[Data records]
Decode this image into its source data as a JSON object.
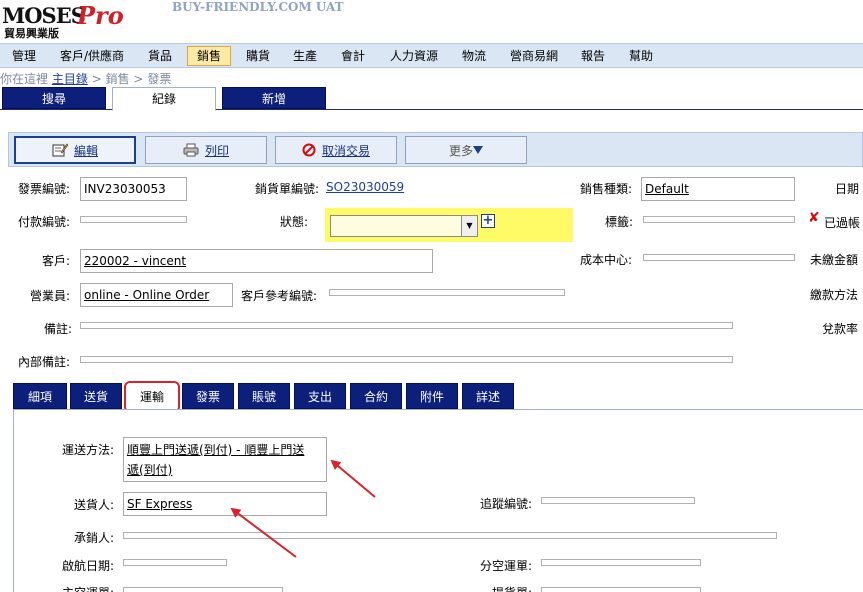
{
  "header": {
    "logo_text": "MOSES",
    "logo_pro": "Pro",
    "logo_sub": "貿易興業版",
    "site_title": "BUY-FRIENDLY.COM UAT"
  },
  "menu": [
    {
      "label": "管理"
    },
    {
      "label": "客戶/供應商"
    },
    {
      "label": "貨品"
    },
    {
      "label": "銷售"
    },
    {
      "label": "購貨"
    },
    {
      "label": "生產"
    },
    {
      "label": "會計"
    },
    {
      "label": "人力資源"
    },
    {
      "label": "物流"
    },
    {
      "label": "營商易網"
    },
    {
      "label": "報告"
    },
    {
      "label": "幫助"
    }
  ],
  "breadcrumb": {
    "prefix": "你在這裡",
    "home": "主目錄",
    "sep1": ">",
    "level1": "銷售",
    "sep2": ">",
    "level2": "發票"
  },
  "top_tabs": [
    {
      "label": "搜尋"
    },
    {
      "label": "紀錄"
    },
    {
      "label": "新增"
    }
  ],
  "toolbar": {
    "edit": "編輯",
    "print": "列印",
    "cancel": "取消交易",
    "more": "更多"
  },
  "form": {
    "invoice_no_label": "發票編號:",
    "invoice_no_value": "INV23030053",
    "so_no_label": "銷貨單編號:",
    "so_no_value": "SO23030059",
    "sales_type_label": "銷售種類:",
    "sales_type_value": "Default",
    "date_label": "日期",
    "payment_no_label": "付款編號:",
    "status_label": "狀態:",
    "tag_label": "標籤:",
    "expired_label": "已過帳",
    "customer_label": "客戶:",
    "customer_value": "220002 - vincent",
    "cost_center_label": "成本中心:",
    "unpaid_label": "未繳金額",
    "salesperson_label": "營業員:",
    "salesperson_value": "online - Online Order",
    "cust_ref_label": "客戶參考編號:",
    "payment_method_label": "繳款方法",
    "remarks_label": "備註:",
    "exchange_label": "兌款率",
    "internal_remarks_label": "內部備註:"
  },
  "sub_tabs": [
    {
      "label": "細項"
    },
    {
      "label": "送貨"
    },
    {
      "label": "運輸"
    },
    {
      "label": "發票"
    },
    {
      "label": "賬號"
    },
    {
      "label": "支出"
    },
    {
      "label": "合約"
    },
    {
      "label": "附件"
    },
    {
      "label": "詳述"
    }
  ],
  "shipping": {
    "method_label": "運送方法:",
    "method_value_line1": "順豐上門送遞(到付) - 順豐上門送",
    "method_value_line2": "遞(到付)",
    "carrier_label": "送貨人:",
    "carrier_value": "SF Express",
    "tracking_label": "追蹤編號:",
    "forwarder_label": "承銷人:",
    "departure_label": "啟航日期:",
    "sub_awb_label": "分空運單:",
    "master_awb_label": "主空運單:",
    "bol_label": "提貨單:"
  },
  "colors": {
    "menubar": "#dbe6f4",
    "tab_dark": "#0c1f7a",
    "highlight": "#fffb66",
    "annotation": "#d8232a"
  }
}
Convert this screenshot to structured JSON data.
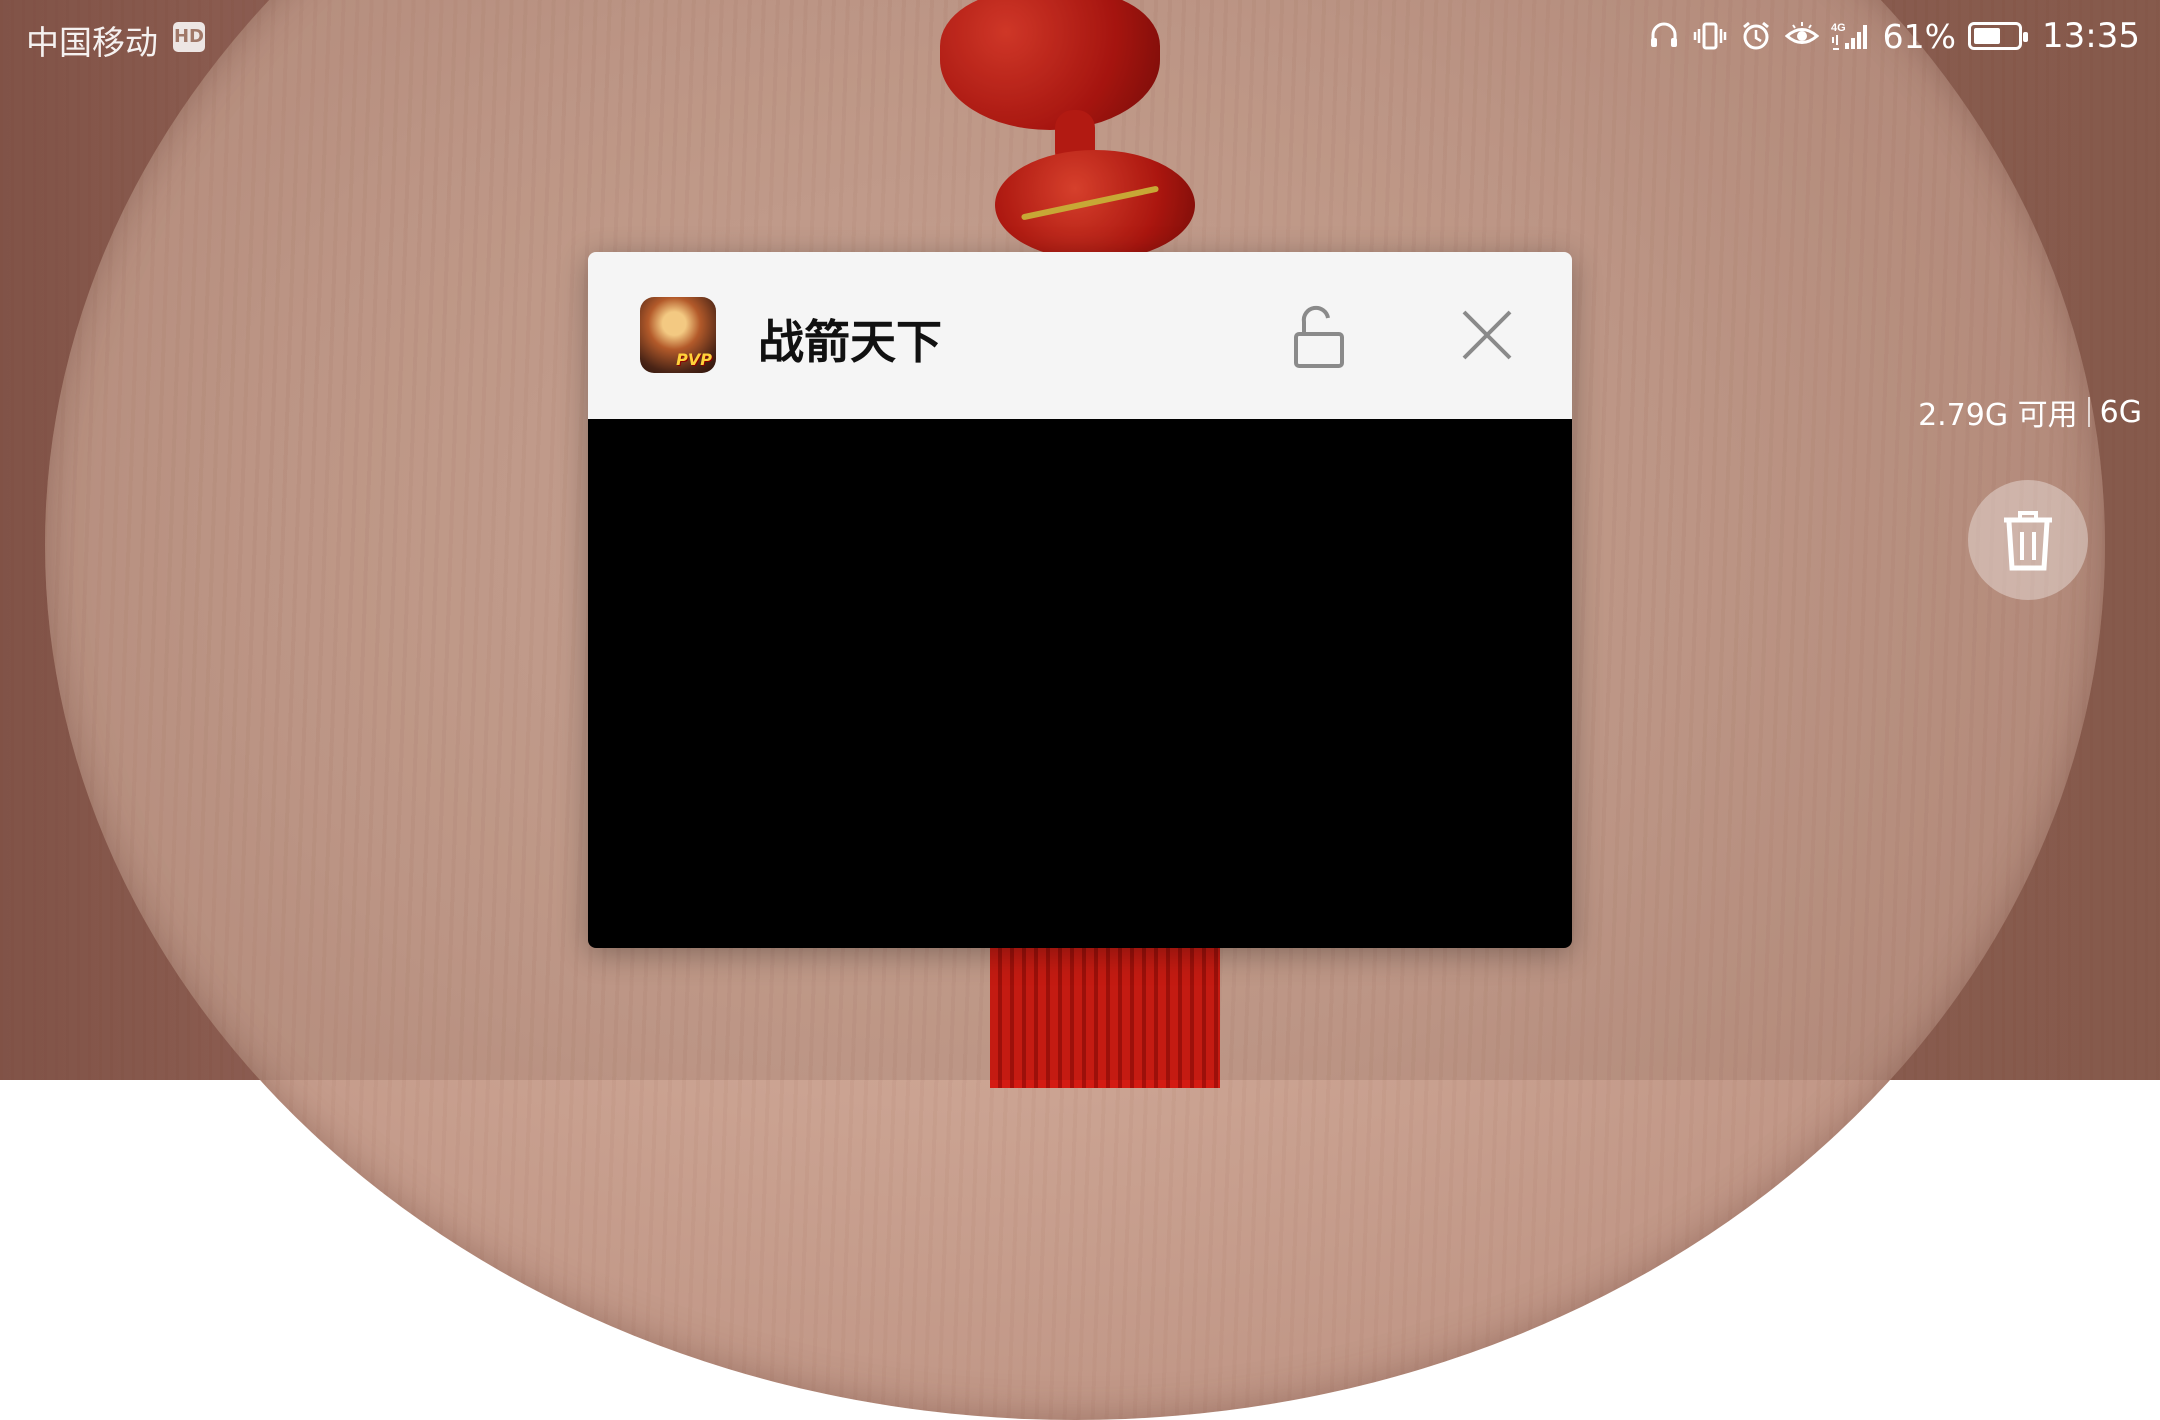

WRITTEN INSTRUCTION
Reproduce the material word for word, minus the images.

SOLUTION BELOW
Decode this image into its source data as a JSON object.
{
  "header": {
    "logo_text": "MOSES",
    "logo_pro": "Pro",
    "logo_sub": "貿易興業版",
    "site_title": "BUY-FRIENDLY.COM UAT"
  },
  "menu": [
    {
      "label": "管理"
    },
    {
      "label": "客戶/供應商"
    },
    {
      "label": "貨品"
    },
    {
      "label": "銷售"
    },
    {
      "label": "購貨"
    },
    {
      "label": "生產"
    },
    {
      "label": "會計"
    },
    {
      "label": "人力資源"
    },
    {
      "label": "物流"
    },
    {
      "label": "營商易網"
    },
    {
      "label": "報告"
    },
    {
      "label": "幫助"
    }
  ],
  "breadcrumb": {
    "prefix": "你在這裡",
    "home": "主目錄",
    "sep1": ">",
    "level1": "銷售",
    "sep2": ">",
    "level2": "發票"
  },
  "top_tabs": [
    {
      "label": "搜尋"
    },
    {
      "label": "紀錄"
    },
    {
      "label": "新增"
    }
  ],
  "toolbar": {
    "edit": "編輯",
    "print": "列印",
    "cancel": "取消交易",
    "more": "更多"
  },
  "form": {
    "invoice_no_label": "發票編號:",
    "invoice_no_value": "INV23030053",
    "so_no_label": "銷貨單編號:",
    "so_no_value": "SO23030059",
    "sales_type_label": "銷售種類:",
    "sales_type_value": "Default",
    "date_label": "日期",
    "payment_no_label": "付款編號:",
    "status_label": "狀態:",
    "tag_label": "標籤:",
    "expired_label": "已過帳",
    "customer_label": "客戶:",
    "customer_value": "220002 - vincent",
    "cost_center_label": "成本中心:",
    "unpaid_label": "未繳金額",
    "salesperson_label": "營業員:",
    "salesperson_value": "online - Online Order",
    "cust_ref_label": "客戶參考編號:",
    "payment_method_label": "繳款方法",
    "remarks_label": "備註:",
    "exchange_label": "兌款率",
    "internal_remarks_label": "內部備註:"
  },
  "sub_tabs": [
    {
      "label": "細項"
    },
    {
      "label": "送貨"
    },
    {
      "label": "運輸"
    },
    {
      "label": "發票"
    },
    {
      "label": "賬號"
    },
    {
      "label": "支出"
    },
    {
      "label": "合約"
    },
    {
      "label": "附件"
    },
    {
      "label": "詳述"
    }
  ],
  "shipping": {
    "method_label": "運送方法:",
    "method_value_line1": "順豐上門送遞(到付) - 順豐上門送",
    "method_value_line2": "遞(到付)",
    "carrier_label": "送貨人:",
    "carrier_value": "SF Express",
    "tracking_label": "追蹤編號:",
    "forwarder_label": "承銷人:",
    "departure_label": "啟航日期:",
    "sub_awb_label": "分空運單:",
    "master_awb_label": "主空運單:",
    "bol_label": "提貨單:"
  },
  "colors": {
    "menubar": "#dbe6f4",
    "tab_dark": "#0c1f7a",
    "highlight": "#fffb66",
    "annotation": "#d8232a"
  }
}
Convert this screenshot to structured JSON data.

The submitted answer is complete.